»»

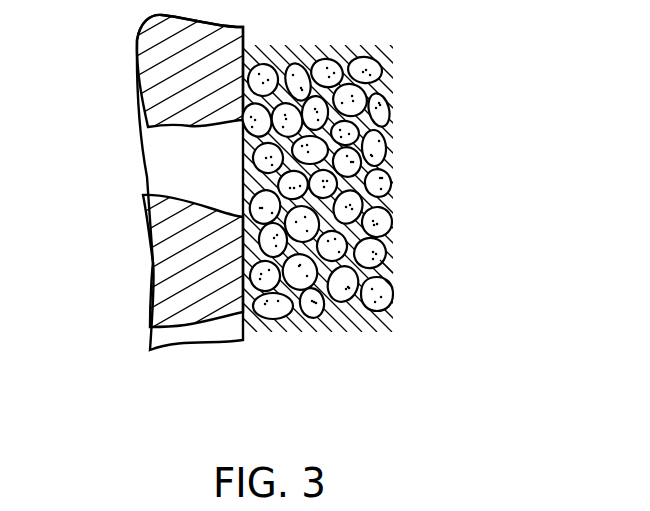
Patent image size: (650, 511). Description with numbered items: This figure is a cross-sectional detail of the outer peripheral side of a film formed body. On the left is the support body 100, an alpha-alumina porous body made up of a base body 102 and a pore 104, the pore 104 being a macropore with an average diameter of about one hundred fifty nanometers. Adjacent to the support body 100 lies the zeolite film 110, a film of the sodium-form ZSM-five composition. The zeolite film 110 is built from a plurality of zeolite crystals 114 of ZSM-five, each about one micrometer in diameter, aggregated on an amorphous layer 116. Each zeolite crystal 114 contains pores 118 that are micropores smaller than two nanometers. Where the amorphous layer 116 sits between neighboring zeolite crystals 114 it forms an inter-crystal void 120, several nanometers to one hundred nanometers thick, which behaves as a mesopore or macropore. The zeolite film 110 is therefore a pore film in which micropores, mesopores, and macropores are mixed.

The support body 100 is at (139, 200).
The base body 102 is at (148, 107).
The pore 104 is at (163, 168).
The zeolite film 110 is at (325, 238).
The zeolite crystals 114 is at (289, 323).
The amorphous layer 116 is at (346, 323).
The pores 118 is at (395, 292).
The inter-crystal void 120 is at (386, 272).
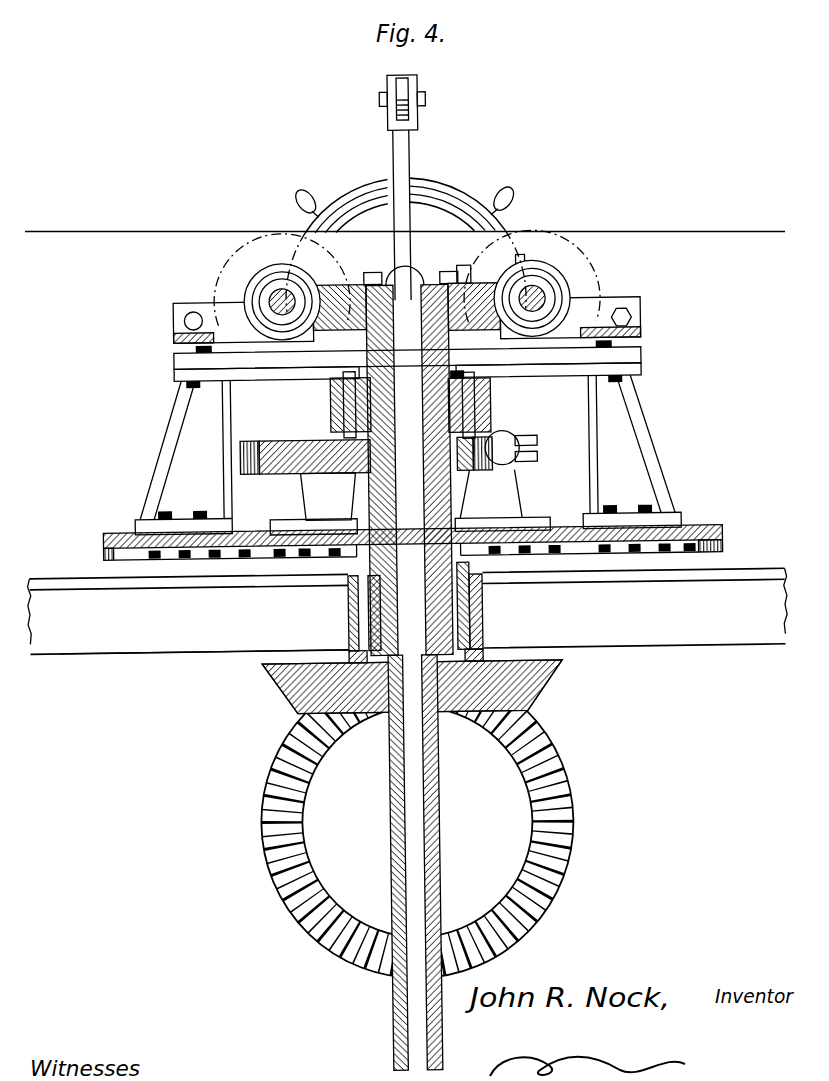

««

과제 목표: 위 자료 전체를 한 줄씩 '번호'와 '내용' 두 열로 된 마크다운 표로 바꾸세요. 빈 줄과 그림은 표에 넣지 마세요.

작업 결과:
| 번호 | 내용 |
|---|---|
| 1 | Patent image size: (650, 511). Description with numbered items: This figure is a cross-sectional detail of the outer peripheral side of a film formed body. On the left is the support body 100, an alpha-alumina porous body made up of a base body 102 and a pore 104, the pore 104 being a macropore with an average diameter of about one hundred fifty nanometers. Adjacent to the support body 100 lies the zeolite film 110, a film of the sodium-form ZSM-five composition. The zeolite film 110 is built from a plurality of zeolite crystals 114 of ZSM-five, each about one micrometer in diameter, aggregated on an amorphous layer 116. Each zeolite crystal 114 contains pores 118 that are micropores smaller than two nanometers. Where the amorphous layer 116 sits between neighboring zeolite crystals 114 it forms an inter-crystal void 120, several nanometers to one hundred nanometers thick, which behaves as a mesopore or macropore. The zeolite film 110 is therefore a pore film in which micropores, mesopores, and macropores are mixed. |
| 2 | The support body 100 is at (139, 200). |
| 3 | The base body 102 is at (148, 107). |
| 4 | The pore 104 is at (163, 168). |
| 5 | The zeolite film 110 is at (325, 238). |
| 6 | The zeolite crystals 114 is at (289, 323). |
| 7 | The amorphous layer 116 is at (346, 323). |
| 8 | The pores 118 is at (395, 292). |
| 9 | The inter-crystal void 120 is at (386, 272). |